Entries with figure data:
--- begin ---

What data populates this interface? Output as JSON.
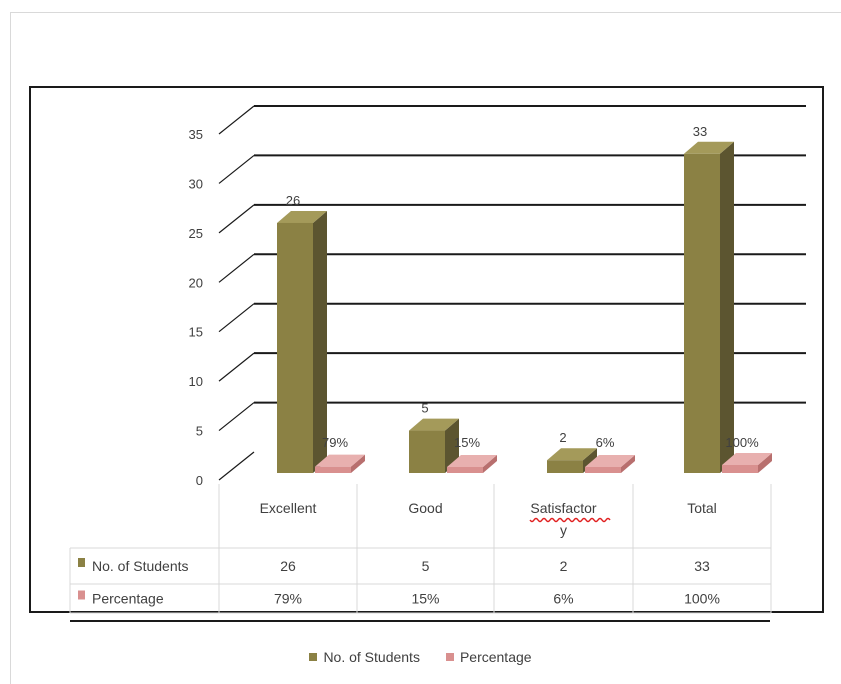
{
  "chart_data": {
    "type": "bar",
    "categories": [
      "Excellent",
      "Good",
      "Satisfactory",
      "Total"
    ],
    "category_labels_wrapped": [
      [
        "Excellent"
      ],
      [
        "Good"
      ],
      [
        "Satisfactor",
        "y"
      ],
      [
        "Total"
      ]
    ],
    "series": [
      {
        "name": "No. of Students",
        "values": [
          26,
          5,
          2,
          33
        ],
        "labels": [
          "26",
          "5",
          "2",
          "33"
        ],
        "color": "#8b8144"
      },
      {
        "name": "Percentage",
        "values": [
          0.79,
          0.15,
          0.06,
          1.0
        ],
        "labels": [
          "79%",
          "15%",
          "6%",
          "100%"
        ],
        "color": "#d9908f"
      }
    ],
    "ylim": [
      0,
      35
    ],
    "yticks": [
      0,
      5,
      10,
      15,
      20,
      25,
      30,
      35
    ],
    "ytick_labels": [
      "0",
      "5",
      "10",
      "15",
      "20",
      "25",
      "30",
      "35"
    ],
    "grid": true,
    "style": "3d-column",
    "data_table": {
      "rows": [
        {
          "label": "No. of Students",
          "values": [
            "26",
            "5",
            "2",
            "33"
          ]
        },
        {
          "label": "Percentage",
          "values": [
            "79%",
            "15%",
            "6%",
            "100%"
          ]
        }
      ]
    },
    "legend": {
      "position": "bottom",
      "items": [
        "No. of Students",
        "Percentage"
      ]
    }
  },
  "colors": {
    "students_front": "#8b8144",
    "students_side": "#5c5530",
    "students_top": "#a49a5a",
    "percent_front": "#d9908f",
    "percent_side": "#b86f6e",
    "percent_top": "#e8b0af",
    "grid": "#1a1a1a",
    "table_border": "#d9d9d9",
    "text": "#404040"
  }
}
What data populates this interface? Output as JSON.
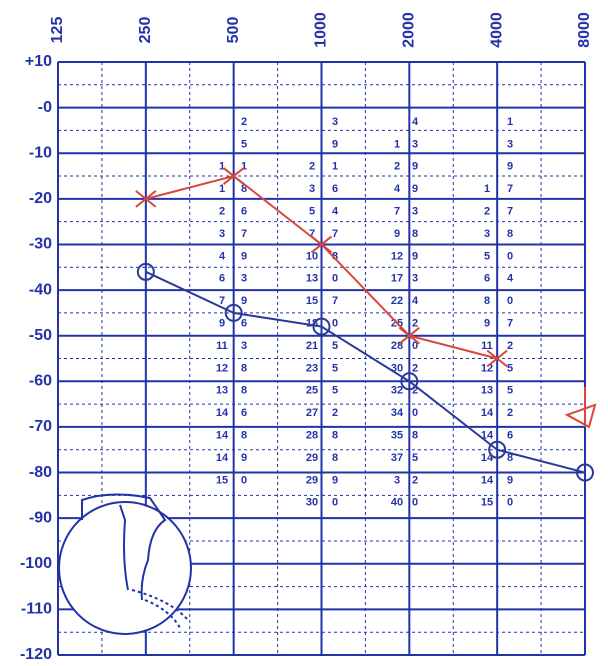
{
  "chart_data": {
    "type": "line",
    "xlog": true,
    "xlim": [
      125,
      8000
    ],
    "xticks": [
      125,
      250,
      500,
      1000,
      2000,
      4000,
      8000
    ],
    "ylim": [
      10,
      -120
    ],
    "yticks": [
      {
        "value": 10,
        "label": "+10"
      },
      {
        "value": 0,
        "label": "-0"
      },
      -10,
      -20,
      -30,
      -40,
      -50,
      -60,
      -70,
      -80,
      -90,
      -100,
      -110,
      -120
    ],
    "grid": true,
    "series": [
      {
        "color": "#d9463c",
        "marker": "x",
        "x": [
          250,
          500,
          1000,
          2000,
          4000
        ],
        "values": [
          -20,
          -15,
          -30,
          -50,
          -55
        ]
      },
      {
        "color": "#d9463c",
        "marker": "triangle",
        "x": [
          8000
        ],
        "values": [
          -70
        ]
      },
      {
        "color": "#2a3a9a",
        "marker": "o",
        "x": [
          250,
          500,
          1000,
          2000,
          4000,
          8000
        ],
        "values": [
          -36,
          -45,
          -48,
          -60,
          -75,
          -80
        ]
      }
    ],
    "color": "#2233aa"
  },
  "number_table": {
    "rows": [
      [
        null,
        "2",
        null,
        "3",
        null,
        "4",
        null,
        "1"
      ],
      [
        null,
        "5",
        null,
        "9",
        "1",
        "3",
        null,
        "3"
      ],
      [
        "1",
        "1",
        "2",
        "1",
        "2",
        "9",
        null,
        "9"
      ],
      [
        "1",
        "8",
        "3",
        "6",
        "4",
        "9",
        "1",
        "7"
      ],
      [
        "2",
        "6",
        "5",
        "4",
        "7",
        "3",
        "2",
        "7"
      ],
      [
        "3",
        "7",
        "7",
        "7",
        "9",
        "8",
        "3",
        "8"
      ],
      [
        "4",
        "9",
        "10",
        "8",
        "12",
        "9",
        "5",
        "0"
      ],
      [
        "6",
        "3",
        "13",
        "0",
        "17",
        "3",
        "6",
        "4"
      ],
      [
        "7",
        "9",
        "15",
        "7",
        "22",
        "4",
        "8",
        "0"
      ],
      [
        "9",
        "6",
        "18",
        "0",
        "25",
        "2",
        "9",
        "7"
      ],
      [
        "11",
        "3",
        "21",
        "5",
        "28",
        "0",
        "11",
        "2"
      ],
      [
        "12",
        "8",
        "23",
        "5",
        "30",
        "2",
        "12",
        "5"
      ],
      [
        "13",
        "8",
        "25",
        "5",
        "32",
        "2",
        "13",
        "5"
      ],
      [
        "14",
        "6",
        "27",
        "2",
        "34",
        "0",
        "14",
        "2"
      ],
      [
        "14",
        "8",
        "28",
        "8",
        "35",
        "8",
        "14",
        "6"
      ],
      [
        "14",
        "9",
        "29",
        "8",
        "37",
        "5",
        "14",
        "8"
      ],
      [
        "15",
        "0",
        "29",
        "9",
        "3",
        "2",
        "14",
        "9"
      ],
      [
        null,
        null,
        "30",
        "0",
        "40",
        "0",
        "15",
        "0"
      ]
    ]
  }
}
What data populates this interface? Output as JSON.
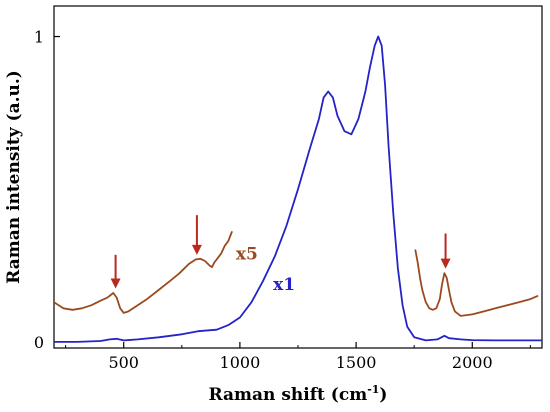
{
  "chart_data": {
    "type": "line",
    "xlabel": "Raman shift (cm",
    "xlabel_sup": "-1",
    "xlabel_close": ")",
    "ylabel": "Raman intensity (a.u.)",
    "xlim": [
      200,
      2300
    ],
    "ylim": [
      -0.02,
      1.1
    ],
    "x_ticks": [
      500,
      1000,
      1500,
      2000
    ],
    "x_tick_labels": [
      "500",
      "1000",
      "1500",
      "2000"
    ],
    "y_ticks": [
      0,
      1
    ],
    "y_tick_labels": [
      "0",
      "1"
    ],
    "grid": false,
    "legend": "none",
    "series": [
      {
        "label": "x1",
        "color": "#2323c8",
        "x": [
          200,
          300,
          400,
          440,
          470,
          500,
          560,
          650,
          750,
          820,
          900,
          950,
          1000,
          1050,
          1100,
          1150,
          1200,
          1250,
          1300,
          1340,
          1360,
          1380,
          1400,
          1420,
          1450,
          1480,
          1510,
          1540,
          1560,
          1580,
          1595,
          1610,
          1625,
          1640,
          1660,
          1680,
          1700,
          1720,
          1750,
          1800,
          1850,
          1880,
          1900,
          1950,
          2000,
          2100,
          2200,
          2300
        ],
        "y": [
          0.0,
          0.0,
          0.003,
          0.008,
          0.01,
          0.005,
          0.008,
          0.015,
          0.025,
          0.035,
          0.04,
          0.055,
          0.08,
          0.13,
          0.2,
          0.28,
          0.38,
          0.5,
          0.63,
          0.73,
          0.8,
          0.82,
          0.8,
          0.74,
          0.69,
          0.68,
          0.73,
          0.82,
          0.9,
          0.97,
          1.0,
          0.97,
          0.84,
          0.64,
          0.42,
          0.24,
          0.12,
          0.05,
          0.015,
          0.005,
          0.008,
          0.02,
          0.012,
          0.008,
          0.006,
          0.005,
          0.005,
          0.005
        ]
      },
      {
        "label": "x5",
        "color": "#9a4a1e",
        "segments": [
          {
            "x": [
              200,
              240,
              280,
              320,
              360,
              400,
              430,
              455,
              470,
              485,
              500,
              520,
              560,
              600,
              650,
              700,
              740,
              780,
              810,
              830,
              850,
              870,
              880,
              890,
              905,
              920,
              935,
              950,
              965
            ],
            "y": [
              0.13,
              0.11,
              0.105,
              0.11,
              0.12,
              0.135,
              0.145,
              0.16,
              0.145,
              0.11,
              0.095,
              0.1,
              0.12,
              0.14,
              0.17,
              0.2,
              0.225,
              0.255,
              0.27,
              0.272,
              0.265,
              0.25,
              0.245,
              0.26,
              0.275,
              0.29,
              0.315,
              0.33,
              0.36
            ]
          },
          {
            "x": [
              1755,
              1765,
              1775,
              1785,
              1800,
              1815,
              1830,
              1845,
              1860,
              1870,
              1880,
              1890,
              1900,
              1910,
              1925,
              1950,
              2000,
              2050,
              2100,
              2150,
              2200,
              2250,
              2280
            ],
            "y": [
              0.3,
              0.26,
              0.21,
              0.17,
              0.13,
              0.11,
              0.105,
              0.11,
              0.14,
              0.19,
              0.225,
              0.21,
              0.17,
              0.13,
              0.1,
              0.085,
              0.09,
              0.1,
              0.11,
              0.12,
              0.13,
              0.14,
              0.15
            ]
          }
        ]
      }
    ],
    "annotations": [
      {
        "text": "x5",
        "x": 1030,
        "y": 0.27,
        "color": "#9a4a1e"
      },
      {
        "text": "x1",
        "x": 1190,
        "y": 0.17,
        "color": "#2323c8"
      }
    ],
    "arrows": [
      {
        "x": 465,
        "y_top": 0.285,
        "y_tip": 0.175,
        "color": "#b8291e"
      },
      {
        "x": 815,
        "y_top": 0.415,
        "y_tip": 0.285,
        "color": "#b8291e"
      },
      {
        "x": 1885,
        "y_top": 0.355,
        "y_tip": 0.24,
        "color": "#b8291e"
      }
    ]
  }
}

--- end ---

Your instructions: For each line of the entries that includes "Percentage", show that line.

Answer to this task:
        "name": "Percentage",
          "label": "Percentage",
        "Percentage"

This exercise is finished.